◆ **STATED PROBLEM**
Each line below should be reproduced without any alteration.

Excerpt from a dataset
########################################

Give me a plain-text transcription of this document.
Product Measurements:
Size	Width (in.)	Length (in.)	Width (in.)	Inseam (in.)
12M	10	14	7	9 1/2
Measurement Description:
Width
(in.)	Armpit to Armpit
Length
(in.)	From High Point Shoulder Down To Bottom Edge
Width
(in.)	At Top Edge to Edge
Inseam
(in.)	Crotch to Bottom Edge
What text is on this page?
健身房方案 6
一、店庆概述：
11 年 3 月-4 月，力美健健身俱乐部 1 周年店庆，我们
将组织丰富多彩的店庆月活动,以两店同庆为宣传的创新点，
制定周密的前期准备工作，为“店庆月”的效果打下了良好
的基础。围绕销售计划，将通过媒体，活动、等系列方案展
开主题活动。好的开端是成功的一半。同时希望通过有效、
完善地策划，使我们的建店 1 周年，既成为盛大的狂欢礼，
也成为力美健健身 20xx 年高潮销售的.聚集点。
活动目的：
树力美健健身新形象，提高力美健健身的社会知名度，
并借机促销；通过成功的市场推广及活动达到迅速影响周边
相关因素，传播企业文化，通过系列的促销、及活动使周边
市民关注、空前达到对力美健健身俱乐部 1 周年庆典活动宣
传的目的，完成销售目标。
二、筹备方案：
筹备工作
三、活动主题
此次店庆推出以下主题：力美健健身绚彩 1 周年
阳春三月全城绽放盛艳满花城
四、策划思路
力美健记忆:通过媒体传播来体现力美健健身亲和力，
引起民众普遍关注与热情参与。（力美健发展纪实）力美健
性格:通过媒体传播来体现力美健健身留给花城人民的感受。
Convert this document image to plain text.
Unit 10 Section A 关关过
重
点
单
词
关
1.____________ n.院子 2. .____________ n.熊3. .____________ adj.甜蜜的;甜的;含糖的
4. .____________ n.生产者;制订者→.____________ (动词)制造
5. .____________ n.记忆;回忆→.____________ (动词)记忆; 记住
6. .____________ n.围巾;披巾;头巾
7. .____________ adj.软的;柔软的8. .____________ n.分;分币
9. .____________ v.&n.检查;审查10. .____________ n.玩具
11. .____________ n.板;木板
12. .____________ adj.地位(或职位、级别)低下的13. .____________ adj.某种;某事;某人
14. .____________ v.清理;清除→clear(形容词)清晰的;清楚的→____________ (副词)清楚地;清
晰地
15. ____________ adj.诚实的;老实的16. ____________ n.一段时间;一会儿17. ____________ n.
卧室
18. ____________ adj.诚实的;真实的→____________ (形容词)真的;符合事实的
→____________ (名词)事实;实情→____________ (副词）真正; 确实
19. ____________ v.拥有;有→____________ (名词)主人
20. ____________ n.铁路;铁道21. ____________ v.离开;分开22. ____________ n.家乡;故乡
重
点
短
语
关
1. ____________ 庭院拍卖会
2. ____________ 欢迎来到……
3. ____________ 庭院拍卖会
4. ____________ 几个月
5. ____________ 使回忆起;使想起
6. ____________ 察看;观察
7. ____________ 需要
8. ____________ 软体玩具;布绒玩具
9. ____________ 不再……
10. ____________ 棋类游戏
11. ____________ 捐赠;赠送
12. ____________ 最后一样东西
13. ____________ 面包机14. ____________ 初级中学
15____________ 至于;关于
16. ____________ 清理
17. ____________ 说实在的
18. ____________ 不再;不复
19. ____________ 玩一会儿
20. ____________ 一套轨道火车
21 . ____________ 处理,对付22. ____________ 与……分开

########################################

◆ **EXERCISE RESPONSE**
Give me a plain-text transcription of this document.
Product Measurements:
Size	Width (in.)	Length (in.)	Width (in.)	Inseam (in.)
12M	10	14	7	9 1/2
Measurement Description:
Width
(in.)	Armpit to Armpit
Length
(in.)	From High Point Shoulder Down To Bottom Edge
Width
(in.)	At Top Edge to Edge
Inseam
(in.)	Crotch to Bottom Edge
What text is on this page?
健身房方案 6
一、店庆概述：
11 年 3 月-4 月，力美健健身俱乐部 1 周年店庆，我们
将组织丰富多彩的店庆月活动,以两店同庆为宣传的创新点，
制定周密的前期准备工作，为“店庆月”的效果打下了良好
的基础。围绕销售计划，将通过媒体，活动、等系列方案展
开主题活动。好的开端是成功的一半。同时希望通过有效、
完善地策划，使我们的建店 1 周年，既成为盛大的狂欢礼，
也成为力美健健身 20xx 年高潮销售的.聚集点。
活动目的：
树力美健健身新形象，提高力美健健身的社会知名度，
并借机促销；通过成功的市场推广及活动达到迅速影响周边
相关因素，传播企业文化，通过系列的促销、及活动使周边
市民关注、空前达到对力美健健身俱乐部 1 周年庆典活动宣
传的目的，完成销售目标。
二、筹备方案：
筹备工作
三、活动主题
此次店庆推出以下主题：力美健健身绚彩 1 周年
阳春三月全城绽放盛艳满花城
四、策划思路
力美健记忆:通过媒体传播来体现力美健健身亲和力，
引起民众普遍关注与热情参与。（力美健发展纪实）力美健
性格:通过媒体传播来体现力美健健身留给花城人民的感受。
Convert this document image to plain text.
Unit 10 Section A 关关过
重
点
单
词
关
1.____________ n.院子 2. .____________ n.熊3. .____________ adj.甜蜜的;甜的;含糖的
4. .____________ n.生产者;制订者→.____________ (动词)制造
5. .____________ n.记忆;回忆→.____________ (动词)记忆; 记住
6. .____________ n.围巾;披巾;头巾
7. .____________ adj.软的;柔软的8. .____________ n.分;分币
9. .____________ v.&n.检查;审查10. .____________ n.玩具
11. .____________ n.板;木板
12. .____________ adj.地位(或职位、级别)低下的13. .____________ adj.某种;某事;某人
14. .____________ v.清理;清除→clear(形容词)清晰的;清楚的→____________ (副词)清楚地;清
晰地
15. ____________ adj.诚实的;老实的16. ____________ n.一段时间;一会儿17. ____________ n.
卧室
18. ____________ adj.诚实的;真实的→____________ (形容词)真的;符合事实的
→____________ (名词)事实;实情→____________ (副词）真正; 确实
19. ____________ v.拥有;有→____________ (名词)主人
20. ____________ n.铁路;铁道21. ____________ v.离开;分开22. ____________ n.家乡;故乡
重
点
短
语
关
1. ____________ 庭院拍卖会
2. ____________ 欢迎来到……
3. ____________ 庭院拍卖会
4. ____________ 几个月
5. ____________ 使回忆起;使想起
6. ____________ 察看;观察
7. ____________ 需要
8. ____________ 软体玩具;布绒玩具
9. ____________ 不再……
10. ____________ 棋类游戏
11. ____________ 捐赠;赠送
12. ____________ 最后一样东西
13. ____________ 面包机14. ____________ 初级中学
15____________ 至于;关于
16. ____________ 清理
17. ____________ 说实在的
18. ____________ 不再;不复
19. ____________ 玩一会儿
20. ____________ 一套轨道火车
21 . ____________ 处理,对付22. ____________ 与……分开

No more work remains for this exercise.